Skip every image and restate the data word for word.

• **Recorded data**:
'''

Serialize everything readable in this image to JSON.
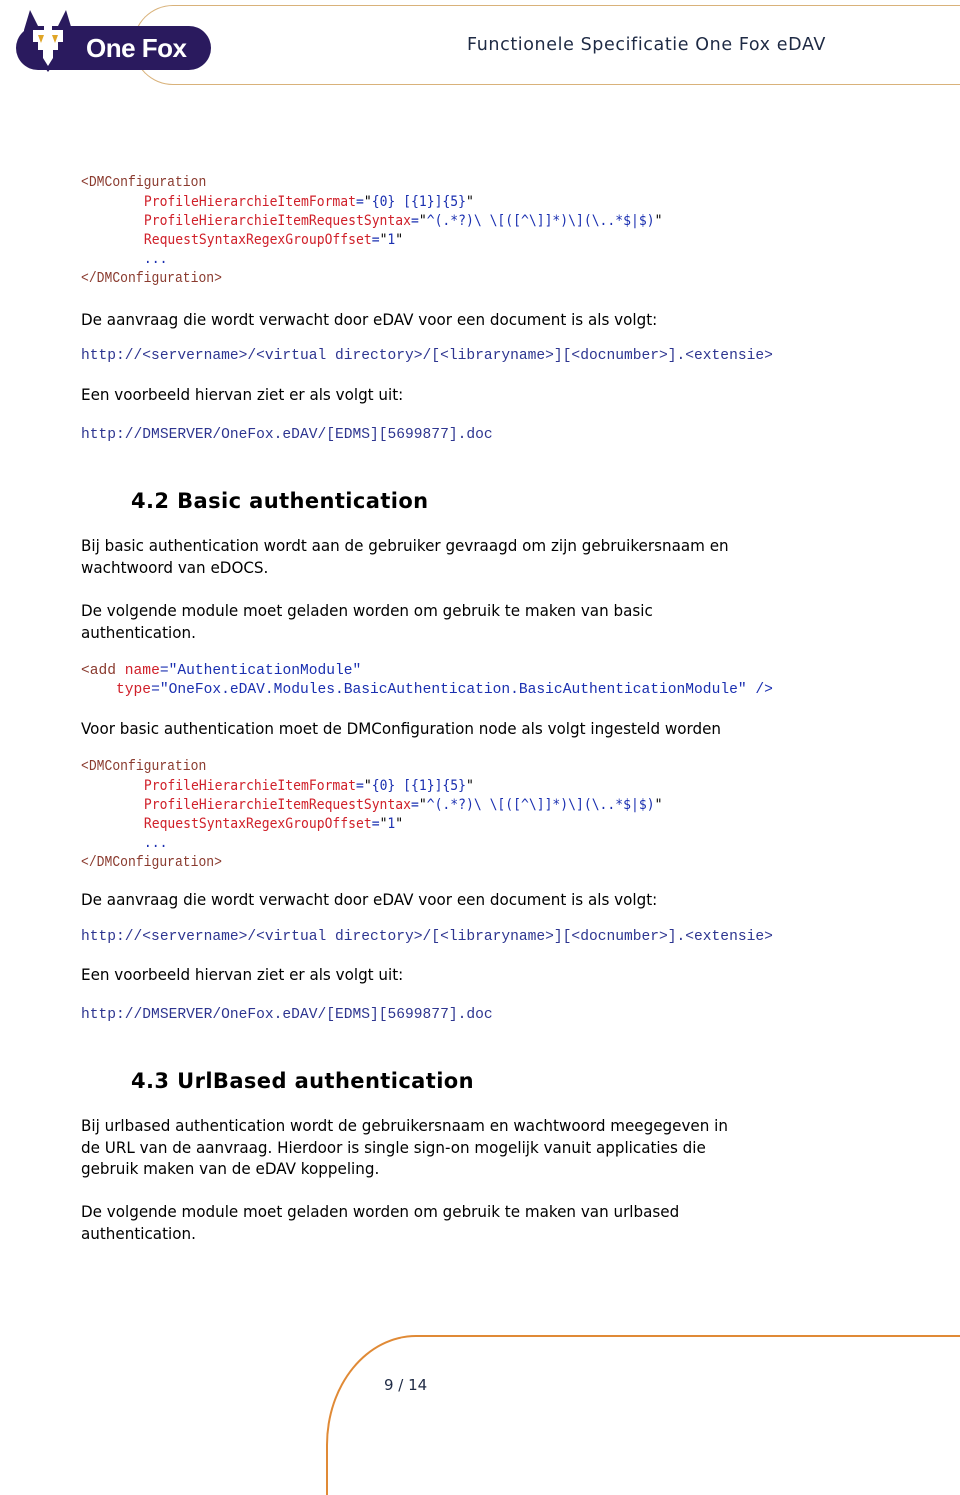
{
  "header": {
    "logo_text": "One Fox",
    "title": "Functionele Specificatie One Fox eDAV",
    "colors": {
      "logo_purple": "#2a1a5e",
      "logo_accent": "#e0a526",
      "border": "#d9b27a"
    }
  },
  "code1": {
    "open_tag": "<DMConfiguration",
    "attrs": [
      {
        "name": "ProfileHierarchieItemFormat",
        "value": "{0} [{1}]{5}"
      },
      {
        "name": "ProfileHierarchieItemRequestSyntax",
        "value": "^(.*?)\\ \\[([^\\]]*)\\](\\..*$|$)"
      },
      {
        "name": "RequestSyntaxRegexGroupOffset",
        "value": "1"
      }
    ],
    "ellipsis": "...",
    "close_tag": "</DMConfiguration>"
  },
  "sec41_tail": {
    "request_intro": "De aanvraag die wordt verwacht door eDAV voor een document is als volgt:",
    "request_pattern": "http://<servername>/<virtual directory>/[<libraryname>][<docnumber>].<extensie>",
    "example_intro": "Een voorbeeld hiervan ziet er als volgt uit:",
    "example_url": "http://DMSERVER/OneFox.eDAV/[EDMS][5699877].doc"
  },
  "sec42": {
    "number": "4.2",
    "title": "Basic authentication",
    "para1_line1": "Bij basic authentication wordt aan de gebruiker gevraagd om zijn gebruikersnaam en",
    "para1_line2": "wachtwoord van eDOCS.",
    "para2_line1": "De volgende module moet geladen worden om gebruik te maken van basic",
    "para2_line2": "authentication.",
    "module": {
      "tag": "<add",
      "name_attr": "name",
      "name_value": "AuthenticationModule",
      "type_attr": "type",
      "type_value": "OneFox.eDAV.Modules.BasicAuthentication.BasicAuthenticationModule",
      "close": " />"
    },
    "config_intro": "Voor basic authentication moet de DMConfiguration node als volgt ingesteld worden",
    "code": {
      "open_tag": "<DMConfiguration",
      "attrs": [
        {
          "name": "ProfileHierarchieItemFormat",
          "value": "{0} [{1}]{5}"
        },
        {
          "name": "ProfileHierarchieItemRequestSyntax",
          "value": "^(.*?)\\ \\[([^\\]]*)\\](\\..*$|$)"
        },
        {
          "name": "RequestSyntaxRegexGroupOffset",
          "value": "1"
        }
      ],
      "ellipsis": "...",
      "close_tag": "</DMConfiguration>"
    },
    "request_intro": "De aanvraag die wordt verwacht door eDAV voor een document is als volgt:",
    "request_pattern": "http://<servername>/<virtual directory>/[<libraryname>][<docnumber>].<extensie>",
    "example_intro": "Een voorbeeld hiervan ziet er als volgt uit:",
    "example_url": "http://DMSERVER/OneFox.eDAV/[EDMS][5699877].doc"
  },
  "sec43": {
    "number": "4.3",
    "title": "UrlBased authentication",
    "para1_line1": "Bij urlbased authentication wordt de gebruikersnaam en wachtwoord meegegeven in",
    "para1_line2": "de URL van de aanvraag. Hierdoor is single sign-on mogelijk vanuit applicaties die",
    "para1_line3": "gebruik maken van de eDAV koppeling.",
    "para2_line1": "De volgende module moet geladen worden om gebruik te maken van urlbased",
    "para2_line2": "authentication."
  },
  "footer": {
    "page_indicator": "9 / 14",
    "colors": {
      "border": "#e08a36"
    }
  }
}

'''

• **Solution for this task**:
Serialize everything readable in this image to JSON.
{
  "header": {
    "logo_text": "One Fox",
    "title": "Functionele Specificatie One Fox eDAV",
    "colors": {
      "logo_purple": "#2a1a5e",
      "logo_accent": "#e0a526",
      "border": "#d9b27a"
    }
  },
  "code1": {
    "open_tag": "<DMConfiguration",
    "attrs": [
      {
        "name": "ProfileHierarchieItemFormat",
        "value": "{0} [{1}]{5}"
      },
      {
        "name": "ProfileHierarchieItemRequestSyntax",
        "value": "^(.*?)\\ \\[([^\\]]*)\\](\\..*$|$)"
      },
      {
        "name": "RequestSyntaxRegexGroupOffset",
        "value": "1"
      }
    ],
    "ellipsis": "...",
    "close_tag": "</DMConfiguration>"
  },
  "sec41_tail": {
    "request_intro": "De aanvraag die wordt verwacht door eDAV voor een document is als volgt:",
    "request_pattern": "http://<servername>/<virtual directory>/[<libraryname>][<docnumber>].<extensie>",
    "example_intro": "Een voorbeeld hiervan ziet er als volgt uit:",
    "example_url": "http://DMSERVER/OneFox.eDAV/[EDMS][5699877].doc"
  },
  "sec42": {
    "number": "4.2",
    "title": "Basic authentication",
    "para1_line1": "Bij basic authentication wordt aan de gebruiker gevraagd om zijn gebruikersnaam en",
    "para1_line2": "wachtwoord van eDOCS.",
    "para2_line1": "De volgende module moet geladen worden om gebruik te maken van basic",
    "para2_line2": "authentication.",
    "module": {
      "tag": "<add",
      "name_attr": "name",
      "name_value": "AuthenticationModule",
      "type_attr": "type",
      "type_value": "OneFox.eDAV.Modules.BasicAuthentication.BasicAuthenticationModule",
      "close": " />"
    },
    "config_intro": "Voor basic authentication moet de DMConfiguration node als volgt ingesteld worden",
    "code": {
      "open_tag": "<DMConfiguration",
      "attrs": [
        {
          "name": "ProfileHierarchieItemFormat",
          "value": "{0} [{1}]{5}"
        },
        {
          "name": "ProfileHierarchieItemRequestSyntax",
          "value": "^(.*?)\\ \\[([^\\]]*)\\](\\..*$|$)"
        },
        {
          "name": "RequestSyntaxRegexGroupOffset",
          "value": "1"
        }
      ],
      "ellipsis": "...",
      "close_tag": "</DMConfiguration>"
    },
    "request_intro": "De aanvraag die wordt verwacht door eDAV voor een document is als volgt:",
    "request_pattern": "http://<servername>/<virtual directory>/[<libraryname>][<docnumber>].<extensie>",
    "example_intro": "Een voorbeeld hiervan ziet er als volgt uit:",
    "example_url": "http://DMSERVER/OneFox.eDAV/[EDMS][5699877].doc"
  },
  "sec43": {
    "number": "4.3",
    "title": "UrlBased authentication",
    "para1_line1": "Bij urlbased authentication wordt de gebruikersnaam en wachtwoord meegegeven in",
    "para1_line2": "de URL van de aanvraag. Hierdoor is single sign-on mogelijk vanuit applicaties die",
    "para1_line3": "gebruik maken van de eDAV koppeling.",
    "para2_line1": "De volgende module moet geladen worden om gebruik te maken van urlbased",
    "para2_line2": "authentication."
  },
  "footer": {
    "page_indicator": "9 / 14",
    "colors": {
      "border": "#e08a36"
    }
  }
}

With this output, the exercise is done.